From the listing, collect all lines containing the word "color".

(Source records)
═══

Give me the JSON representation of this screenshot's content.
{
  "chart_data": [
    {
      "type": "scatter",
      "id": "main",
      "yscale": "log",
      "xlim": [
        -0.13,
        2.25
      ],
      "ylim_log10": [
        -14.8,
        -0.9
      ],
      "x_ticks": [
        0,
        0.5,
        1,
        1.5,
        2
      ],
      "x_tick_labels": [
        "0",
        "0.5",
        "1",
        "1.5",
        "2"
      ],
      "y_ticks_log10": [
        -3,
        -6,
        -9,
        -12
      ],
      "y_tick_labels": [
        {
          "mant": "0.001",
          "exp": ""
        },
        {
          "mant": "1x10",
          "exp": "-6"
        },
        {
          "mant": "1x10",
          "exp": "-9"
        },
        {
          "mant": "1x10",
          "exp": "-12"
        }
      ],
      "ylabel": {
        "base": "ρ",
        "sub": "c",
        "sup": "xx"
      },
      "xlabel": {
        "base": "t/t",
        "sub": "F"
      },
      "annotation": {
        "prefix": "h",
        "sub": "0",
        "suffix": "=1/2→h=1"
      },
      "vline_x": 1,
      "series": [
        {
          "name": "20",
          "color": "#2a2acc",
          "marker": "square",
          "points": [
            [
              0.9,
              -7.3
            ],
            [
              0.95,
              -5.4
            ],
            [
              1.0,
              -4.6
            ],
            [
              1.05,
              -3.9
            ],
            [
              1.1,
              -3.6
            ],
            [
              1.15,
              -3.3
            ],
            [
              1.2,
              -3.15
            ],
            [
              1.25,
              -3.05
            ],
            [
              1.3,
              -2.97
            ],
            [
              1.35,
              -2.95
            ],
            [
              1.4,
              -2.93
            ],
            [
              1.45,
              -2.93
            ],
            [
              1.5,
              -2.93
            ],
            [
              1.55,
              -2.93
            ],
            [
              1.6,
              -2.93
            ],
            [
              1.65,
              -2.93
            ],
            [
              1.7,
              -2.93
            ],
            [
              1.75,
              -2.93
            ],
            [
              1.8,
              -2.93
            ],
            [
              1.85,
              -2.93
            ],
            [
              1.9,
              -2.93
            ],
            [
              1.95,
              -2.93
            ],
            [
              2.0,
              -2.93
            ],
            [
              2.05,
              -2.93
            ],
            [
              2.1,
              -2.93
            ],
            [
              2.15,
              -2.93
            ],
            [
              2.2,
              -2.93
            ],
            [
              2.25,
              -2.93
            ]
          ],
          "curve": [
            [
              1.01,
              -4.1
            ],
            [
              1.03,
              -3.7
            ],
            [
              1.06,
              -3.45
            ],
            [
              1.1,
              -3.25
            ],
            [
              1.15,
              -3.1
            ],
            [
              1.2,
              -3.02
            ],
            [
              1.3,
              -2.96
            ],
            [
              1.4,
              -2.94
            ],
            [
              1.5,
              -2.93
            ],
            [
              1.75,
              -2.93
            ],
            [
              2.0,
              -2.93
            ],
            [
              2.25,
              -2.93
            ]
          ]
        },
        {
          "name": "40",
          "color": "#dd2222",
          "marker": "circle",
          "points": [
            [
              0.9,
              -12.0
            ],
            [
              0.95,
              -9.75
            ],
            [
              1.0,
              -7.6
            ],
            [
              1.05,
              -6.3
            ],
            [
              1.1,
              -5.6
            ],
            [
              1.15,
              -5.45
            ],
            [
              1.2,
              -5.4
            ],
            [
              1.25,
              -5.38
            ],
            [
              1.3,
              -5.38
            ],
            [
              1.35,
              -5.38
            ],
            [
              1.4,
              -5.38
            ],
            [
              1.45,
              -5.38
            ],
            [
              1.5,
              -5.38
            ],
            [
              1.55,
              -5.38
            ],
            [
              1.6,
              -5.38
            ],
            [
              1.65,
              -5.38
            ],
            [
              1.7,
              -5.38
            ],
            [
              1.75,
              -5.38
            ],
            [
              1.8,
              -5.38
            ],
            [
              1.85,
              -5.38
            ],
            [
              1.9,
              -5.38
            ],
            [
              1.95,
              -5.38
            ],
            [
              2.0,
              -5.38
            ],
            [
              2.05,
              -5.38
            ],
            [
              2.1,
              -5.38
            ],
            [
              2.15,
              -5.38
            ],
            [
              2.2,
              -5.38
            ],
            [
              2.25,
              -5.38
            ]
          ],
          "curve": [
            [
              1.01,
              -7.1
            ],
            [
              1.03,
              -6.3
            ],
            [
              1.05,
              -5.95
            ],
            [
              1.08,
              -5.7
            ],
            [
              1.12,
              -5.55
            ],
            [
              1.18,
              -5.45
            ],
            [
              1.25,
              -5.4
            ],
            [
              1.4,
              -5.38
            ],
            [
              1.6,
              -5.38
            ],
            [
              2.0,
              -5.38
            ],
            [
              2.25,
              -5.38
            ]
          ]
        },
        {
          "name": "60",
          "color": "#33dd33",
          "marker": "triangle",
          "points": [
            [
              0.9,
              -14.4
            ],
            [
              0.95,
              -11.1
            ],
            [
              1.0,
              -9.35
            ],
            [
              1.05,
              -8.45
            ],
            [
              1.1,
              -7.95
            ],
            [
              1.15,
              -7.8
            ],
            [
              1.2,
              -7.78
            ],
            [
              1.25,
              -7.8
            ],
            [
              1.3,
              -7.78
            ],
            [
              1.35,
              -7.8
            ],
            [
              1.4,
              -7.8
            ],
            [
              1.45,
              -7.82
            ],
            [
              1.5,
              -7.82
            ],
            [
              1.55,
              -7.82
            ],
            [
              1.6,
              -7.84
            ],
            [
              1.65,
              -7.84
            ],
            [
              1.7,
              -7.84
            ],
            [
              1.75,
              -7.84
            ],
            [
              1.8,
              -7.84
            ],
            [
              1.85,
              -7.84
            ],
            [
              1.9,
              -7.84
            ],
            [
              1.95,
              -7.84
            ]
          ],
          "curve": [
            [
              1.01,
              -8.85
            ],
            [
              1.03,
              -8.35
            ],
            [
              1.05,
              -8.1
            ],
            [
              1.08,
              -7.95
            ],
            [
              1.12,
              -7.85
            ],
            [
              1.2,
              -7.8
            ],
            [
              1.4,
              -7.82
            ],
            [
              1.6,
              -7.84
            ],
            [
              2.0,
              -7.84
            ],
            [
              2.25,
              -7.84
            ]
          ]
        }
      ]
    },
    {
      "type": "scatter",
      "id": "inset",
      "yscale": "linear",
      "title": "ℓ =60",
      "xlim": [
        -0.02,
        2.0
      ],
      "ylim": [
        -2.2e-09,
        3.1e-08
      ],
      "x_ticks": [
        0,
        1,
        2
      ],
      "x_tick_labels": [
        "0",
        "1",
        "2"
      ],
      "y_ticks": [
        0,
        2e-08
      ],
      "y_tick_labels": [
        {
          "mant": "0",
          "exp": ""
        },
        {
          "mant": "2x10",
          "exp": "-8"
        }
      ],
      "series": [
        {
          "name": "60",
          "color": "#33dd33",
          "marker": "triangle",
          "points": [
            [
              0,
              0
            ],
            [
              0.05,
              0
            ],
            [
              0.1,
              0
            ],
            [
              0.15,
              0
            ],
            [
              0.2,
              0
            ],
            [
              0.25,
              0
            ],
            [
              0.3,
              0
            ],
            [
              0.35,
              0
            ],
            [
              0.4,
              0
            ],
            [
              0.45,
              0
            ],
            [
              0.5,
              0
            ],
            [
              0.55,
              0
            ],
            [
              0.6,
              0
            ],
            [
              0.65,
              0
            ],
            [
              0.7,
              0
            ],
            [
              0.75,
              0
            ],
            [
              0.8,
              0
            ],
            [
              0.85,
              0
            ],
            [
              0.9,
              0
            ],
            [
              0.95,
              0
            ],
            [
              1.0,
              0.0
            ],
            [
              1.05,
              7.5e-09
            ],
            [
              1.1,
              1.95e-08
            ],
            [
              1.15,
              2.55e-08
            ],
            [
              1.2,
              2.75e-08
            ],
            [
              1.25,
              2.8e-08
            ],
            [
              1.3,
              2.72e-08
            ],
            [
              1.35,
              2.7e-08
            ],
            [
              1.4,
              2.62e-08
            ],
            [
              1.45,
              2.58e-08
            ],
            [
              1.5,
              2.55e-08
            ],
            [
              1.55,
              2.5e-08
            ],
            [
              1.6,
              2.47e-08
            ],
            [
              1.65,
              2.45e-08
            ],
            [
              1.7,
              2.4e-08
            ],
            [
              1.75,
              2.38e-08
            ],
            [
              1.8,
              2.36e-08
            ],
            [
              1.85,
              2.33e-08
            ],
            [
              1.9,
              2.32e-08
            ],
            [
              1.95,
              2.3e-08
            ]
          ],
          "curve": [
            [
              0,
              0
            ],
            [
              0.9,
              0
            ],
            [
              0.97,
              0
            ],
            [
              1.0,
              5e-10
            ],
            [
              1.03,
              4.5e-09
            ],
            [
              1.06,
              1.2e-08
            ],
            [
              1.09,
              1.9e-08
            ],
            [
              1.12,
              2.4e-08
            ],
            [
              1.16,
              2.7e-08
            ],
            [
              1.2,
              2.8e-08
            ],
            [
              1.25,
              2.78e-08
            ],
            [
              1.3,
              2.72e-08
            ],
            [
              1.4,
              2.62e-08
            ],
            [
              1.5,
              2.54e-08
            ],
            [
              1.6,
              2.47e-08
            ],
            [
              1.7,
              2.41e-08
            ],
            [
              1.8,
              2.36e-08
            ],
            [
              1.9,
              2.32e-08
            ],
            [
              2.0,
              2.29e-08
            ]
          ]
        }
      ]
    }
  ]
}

═══

THE OUTPUT:
          "color": "#2a2acc",
          "color": "#dd2222",
          "color": "#33dd33",
          "color": "#33dd33",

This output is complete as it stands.